(DATA PROVIDED):
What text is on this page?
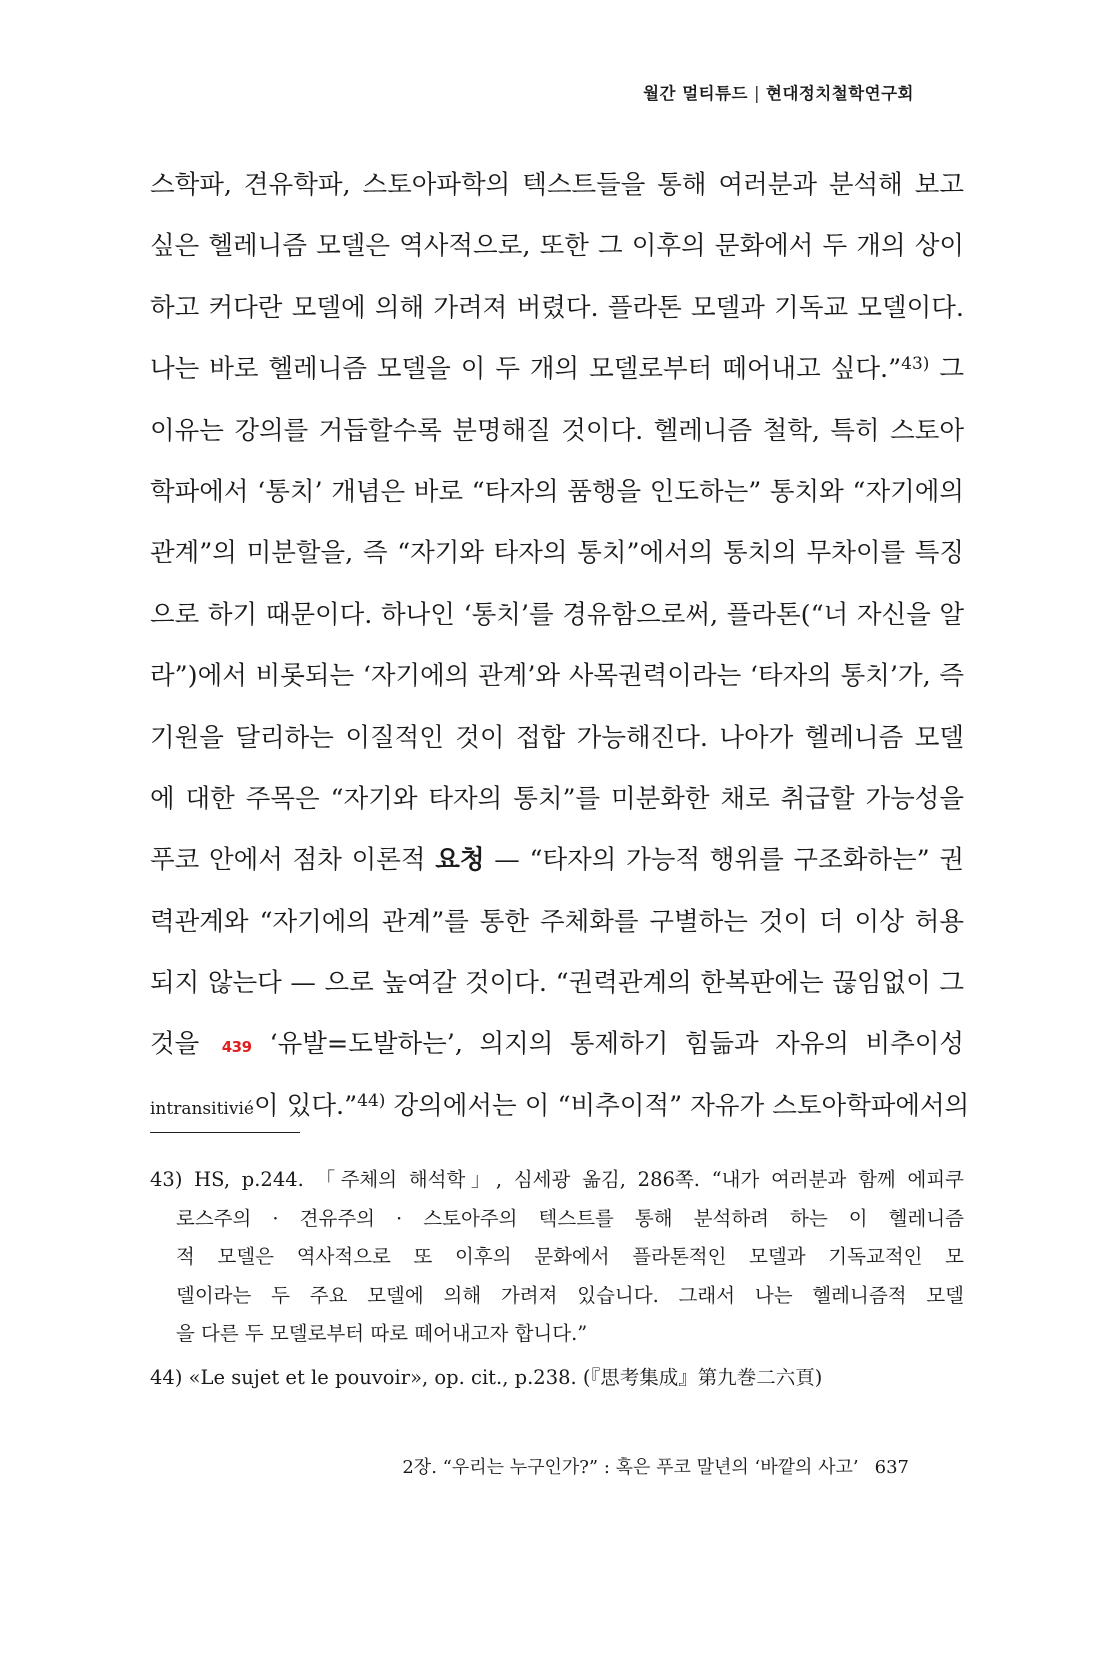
월간 멀티튜드 | 현대정치철학연구회
스학파, 견유학파, 스토아파학의 텍스트들을 통해 여러분과 분석해 보고
싶은 헬레니즘 모델은 역사적으로, 또한 그 이후의 문화에서 두 개의 상이
하고 커다란 모델에 의해 가려져 버렸다. 플라톤 모델과 기독교 모델이다.
나는 바로 헬레니즘 모델을 이 두 개의 모델로부터 떼어내고 싶다.”$^{43)}$ 그
이유는 강의를 거듭할수록 분명해질 것이다. 헬레니즘 철학, 특히 스토아
학파에서 ‘통치’ 개념은 바로 “타자의 품행을 인도하는” 통치와 “자기에의
관계”의 미분할을, 즉 “자기와 타자의 통치”에서의 통치의 무차이를 특징
으로 하기 때문이다. 하나인 ‘통치’를 경유함으로써, 플라톤(“너 자신을 알
라”)에서 비롯되는 ‘자기에의 관계’와 사목권력이라는 ‘타자의 통치’가, 즉
기원을 달리하는 이질적인 것이 접합 가능해진다. 나아가 헬레니즘 모델
에 대한 주목은 “자기와 타자의 통치”를 미분화한 채로 취급할 가능성을
푸코 안에서 점차 이론적 요청 — “타자의 가능적 행위를 구조화하는” 권
력관계와 “자기에의 관계”를 통한 주체화를 구별하는 것이 더 이상 허용
되지 않는다 — 으로 높여갈 것이다. “권력관계의 한복판에는 끊임없이 그
것을 439 ‘유발=도발하는’, 의지의 통제하기 힘듦과 자유의 비추이성
intransitivié이 있다.”$^{44)}$ 강의에서는 이 “비추이적” 자유가 스토아학파에서의
43) HS, p.244. 「주체의 해석학」, 심세광 옮김, 286쪽. “내가 여러분과 함께 에피쿠
로스주의 · 견유주의 · 스토아주의 텍스트를 통해 분석하려 하는 이 헬레니즘
적 모델은 역사적으로 또 이후의 문화에서 플라톤적인 모델과 기독교적인 모
델이라는 두 주요 모델에 의해 가려져 있습니다. 그래서 나는 헬레니즘적 모델
을 다른 두 모델로부터 따로 떼어내고자 합니다.”
44) «Le sujet et le pouvoir», op. cit., p.238. (『思考集成』第九巻二六頁)
2장. “우리는 누구인가?” : 혹은 푸코 말년의 ‘바깥의 사고’ 637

(WHAT TO DO): Output every entry exactly as given; pictures are not part of the copy.

(OUTPUT BELOW):
What text is on this page?
월간 멀티튜드 | 현대정치철학연구회
스학파, 견유학파, 스토아파학의 텍스트들을 통해 여러분과 분석해 보고
싶은 헬레니즘 모델은 역사적으로, 또한 그 이후의 문화에서 두 개의 상이
하고 커다란 모델에 의해 가려져 버렸다. 플라톤 모델과 기독교 모델이다.
나는 바로 헬레니즘 모델을 이 두 개의 모델로부터 떼어내고 싶다.”$^{43)}$ 그
이유는 강의를 거듭할수록 분명해질 것이다. 헬레니즘 철학, 특히 스토아
학파에서 ‘통치’ 개념은 바로 “타자의 품행을 인도하는” 통치와 “자기에의
관계”의 미분할을, 즉 “자기와 타자의 통치”에서의 통치의 무차이를 특징
으로 하기 때문이다. 하나인 ‘통치’를 경유함으로써, 플라톤(“너 자신을 알
라”)에서 비롯되는 ‘자기에의 관계’와 사목권력이라는 ‘타자의 통치’가, 즉
기원을 달리하는 이질적인 것이 접합 가능해진다. 나아가 헬레니즘 모델
에 대한 주목은 “자기와 타자의 통치”를 미분화한 채로 취급할 가능성을
푸코 안에서 점차 이론적 요청 — “타자의 가능적 행위를 구조화하는” 권
력관계와 “자기에의 관계”를 통한 주체화를 구별하는 것이 더 이상 허용
되지 않는다 — 으로 높여갈 것이다. “권력관계의 한복판에는 끊임없이 그
것을 439 ‘유발=도발하는’, 의지의 통제하기 힘듦과 자유의 비추이성
intransitivié이 있다.”$^{44)}$ 강의에서는 이 “비추이적” 자유가 스토아학파에서의
43) HS, p.244. 「주체의 해석학」, 심세광 옮김, 286쪽. “내가 여러분과 함께 에피쿠
로스주의 · 견유주의 · 스토아주의 텍스트를 통해 분석하려 하는 이 헬레니즘
적 모델은 역사적으로 또 이후의 문화에서 플라톤적인 모델과 기독교적인 모
델이라는 두 주요 모델에 의해 가려져 있습니다. 그래서 나는 헬레니즘적 모델
을 다른 두 모델로부터 따로 떼어내고자 합니다.”
44) «Le sujet et le pouvoir», op. cit., p.238. (『思考集成』第九巻二六頁)
2장. “우리는 누구인가?” : 혹은 푸코 말년의 ‘바깥의 사고’ 637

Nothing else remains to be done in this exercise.